### Records to process
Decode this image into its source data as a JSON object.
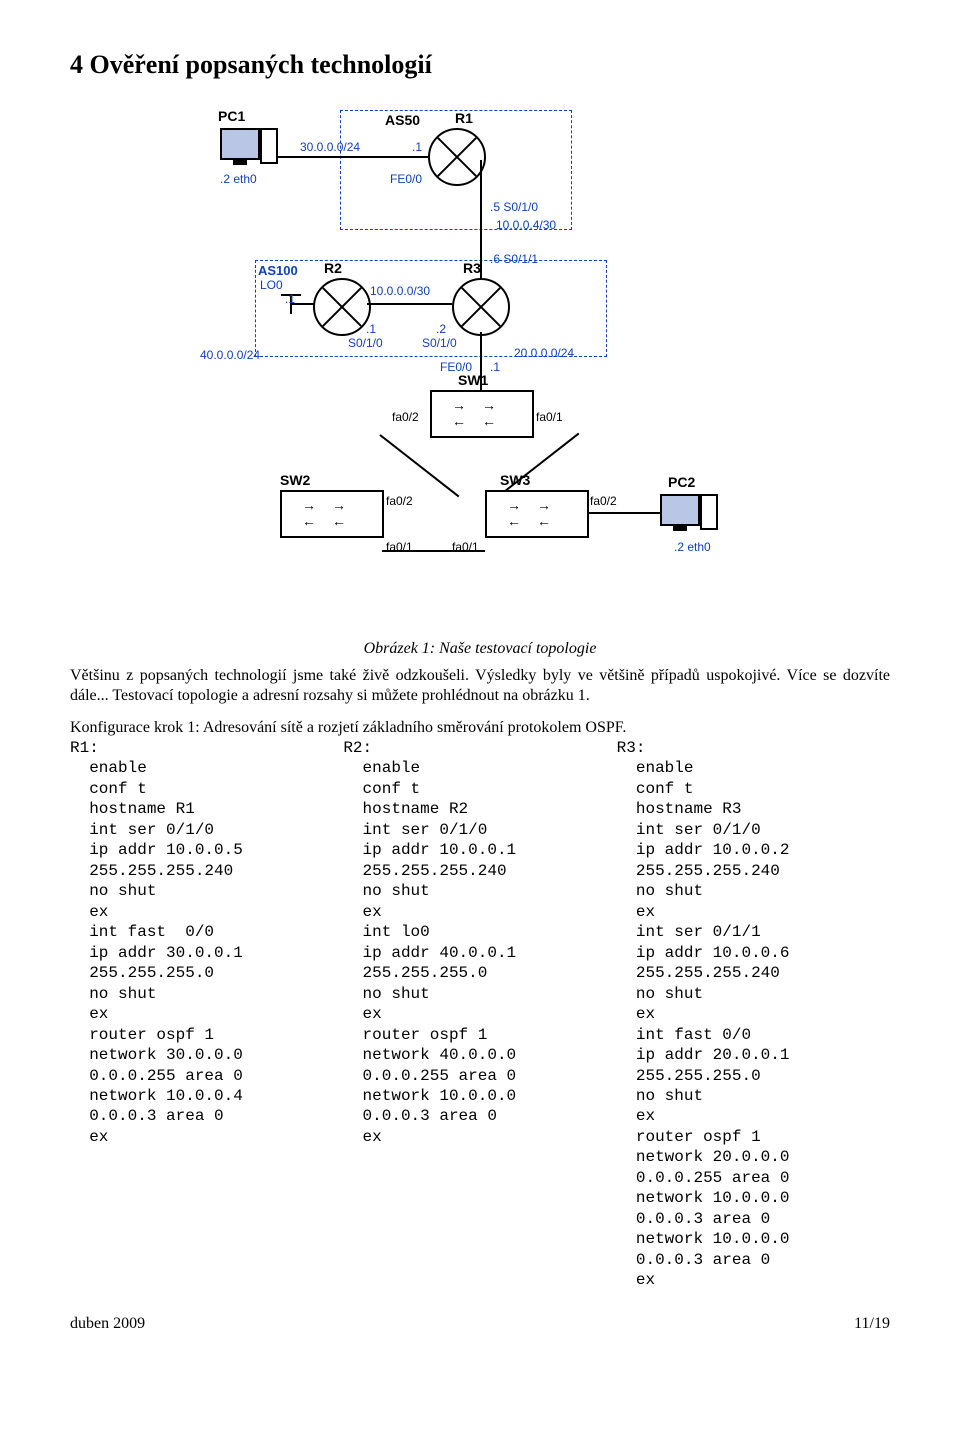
{
  "heading": "4  Ověření popsaných technologií",
  "caption": "Obrázek 1: Naše testovací topologie",
  "para1": "Většinu z popsaných technologií jsme také živě odzkoušeli. Výsledky byly ve většině případů uspokojivé. Více se dozvíte dále... Testovací topologie a adresní rozsahy si můžete prohlédnout na obrázku 1.",
  "para2": "Konfigurace krok 1: Adresování sítě a rozjetí základního směrování protokolem OSPF.",
  "cols": {
    "r1": {
      "head": "R1:",
      "body": "  enable\n  conf t\n  hostname R1\n  int ser 0/1/0\n  ip addr 10.0.0.5\n  255.255.255.240\n  no shut\n  ex\n  int fast  0/0\n  ip addr 30.0.0.1\n  255.255.255.0\n  no shut\n  ex\n  router ospf 1\n  network 30.0.0.0\n  0.0.0.255 area 0\n  network 10.0.0.4\n  0.0.0.3 area 0\n  ex"
    },
    "r2": {
      "head": "R2:",
      "body": "  enable\n  conf t\n  hostname R2\n  int ser 0/1/0\n  ip addr 10.0.0.1\n  255.255.255.240\n  no shut\n  ex\n  int lo0\n  ip addr 40.0.0.1\n  255.255.255.0\n  no shut\n  ex\n  router ospf 1\n  network 40.0.0.0\n  0.0.0.255 area 0\n  network 10.0.0.0\n  0.0.0.3 area 0\n  ex"
    },
    "r3": {
      "head": "R3:",
      "body": "  enable\n  conf t\n  hostname R3\n  int ser 0/1/0\n  ip addr 10.0.0.2\n  255.255.255.240\n  no shut\n  ex\n  int ser 0/1/1\n  ip addr 10.0.0.6\n  255.255.255.240\n  no shut\n  ex\n  int fast 0/0\n  ip addr 20.0.0.1\n  255.255.255.0\n  no shut\n  ex\n  router ospf 1\n  network 20.0.0.0\n  0.0.0.255 area 0\n  network 10.0.0.0\n  0.0.0.3 area 0\n  network 10.0.0.0\n  0.0.0.3 area 0\n  ex"
    }
  },
  "footer": {
    "left": "duben 2009",
    "right": "11/19"
  },
  "diagram": {
    "pc1": "PC1",
    "pc2": "PC2",
    "r1": "R1",
    "r2": "R2",
    "r3": "R3",
    "sw1": "SW1",
    "sw2": "SW2",
    "sw3": "SW3",
    "as50": "AS50",
    "as100": "AS100",
    "lo0": "LO0",
    "net30": "30.0.0.0/24",
    "net10_4": "10.0.0.4/30",
    "net10_0": "10.0.0.0/30",
    "net40": "40.0.0.0/24",
    "net20": "20.0.0.0/24",
    "p_dot1": ".1",
    "p_dot2": ".2",
    "p_dot5": ".5",
    "p_dot6": ".6",
    "p_eth0_2": ".2 eth0",
    "fe00": "FE0/0",
    "s010": "S0/1/0",
    "s011": "S0/1/1",
    "fa01": "fa0/1",
    "fa02": "fa0/2"
  }
}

### Task requirements
Reproduce all of the material exactly, apart from the pictures.

### Result for this exercise
Decode this image into its source data as a JSON object.
{
  "heading": "4  Ověření popsaných technologií",
  "caption": "Obrázek 1: Naše testovací topologie",
  "para1": "Většinu z popsaných technologií jsme také živě odzkoušeli. Výsledky byly ve většině případů uspokojivé. Více se dozvíte dále... Testovací topologie a adresní rozsahy si můžete prohlédnout na obrázku 1.",
  "para2": "Konfigurace krok 1: Adresování sítě a rozjetí základního směrování protokolem OSPF.",
  "cols": {
    "r1": {
      "head": "R1:",
      "body": "  enable\n  conf t\n  hostname R1\n  int ser 0/1/0\n  ip addr 10.0.0.5\n  255.255.255.240\n  no shut\n  ex\n  int fast  0/0\n  ip addr 30.0.0.1\n  255.255.255.0\n  no shut\n  ex\n  router ospf 1\n  network 30.0.0.0\n  0.0.0.255 area 0\n  network 10.0.0.4\n  0.0.0.3 area 0\n  ex"
    },
    "r2": {
      "head": "R2:",
      "body": "  enable\n  conf t\n  hostname R2\n  int ser 0/1/0\n  ip addr 10.0.0.1\n  255.255.255.240\n  no shut\n  ex\n  int lo0\n  ip addr 40.0.0.1\n  255.255.255.0\n  no shut\n  ex\n  router ospf 1\n  network 40.0.0.0\n  0.0.0.255 area 0\n  network 10.0.0.0\n  0.0.0.3 area 0\n  ex"
    },
    "r3": {
      "head": "R3:",
      "body": "  enable\n  conf t\n  hostname R3\n  int ser 0/1/0\n  ip addr 10.0.0.2\n  255.255.255.240\n  no shut\n  ex\n  int ser 0/1/1\n  ip addr 10.0.0.6\n  255.255.255.240\n  no shut\n  ex\n  int fast 0/0\n  ip addr 20.0.0.1\n  255.255.255.0\n  no shut\n  ex\n  router ospf 1\n  network 20.0.0.0\n  0.0.0.255 area 0\n  network 10.0.0.0\n  0.0.0.3 area 0\n  network 10.0.0.0\n  0.0.0.3 area 0\n  ex"
    }
  },
  "footer": {
    "left": "duben 2009",
    "right": "11/19"
  },
  "diagram": {
    "pc1": "PC1",
    "pc2": "PC2",
    "r1": "R1",
    "r2": "R2",
    "r3": "R3",
    "sw1": "SW1",
    "sw2": "SW2",
    "sw3": "SW3",
    "as50": "AS50",
    "as100": "AS100",
    "lo0": "LO0",
    "net30": "30.0.0.0/24",
    "net10_4": "10.0.0.4/30",
    "net10_0": "10.0.0.0/30",
    "net40": "40.0.0.0/24",
    "net20": "20.0.0.0/24",
    "p_dot1": ".1",
    "p_dot2": ".2",
    "p_dot5": ".5",
    "p_dot6": ".6",
    "p_eth0_2": ".2 eth0",
    "fe00": "FE0/0",
    "s010": "S0/1/0",
    "s011": "S0/1/1",
    "fa01": "fa0/1",
    "fa02": "fa0/2"
  }
}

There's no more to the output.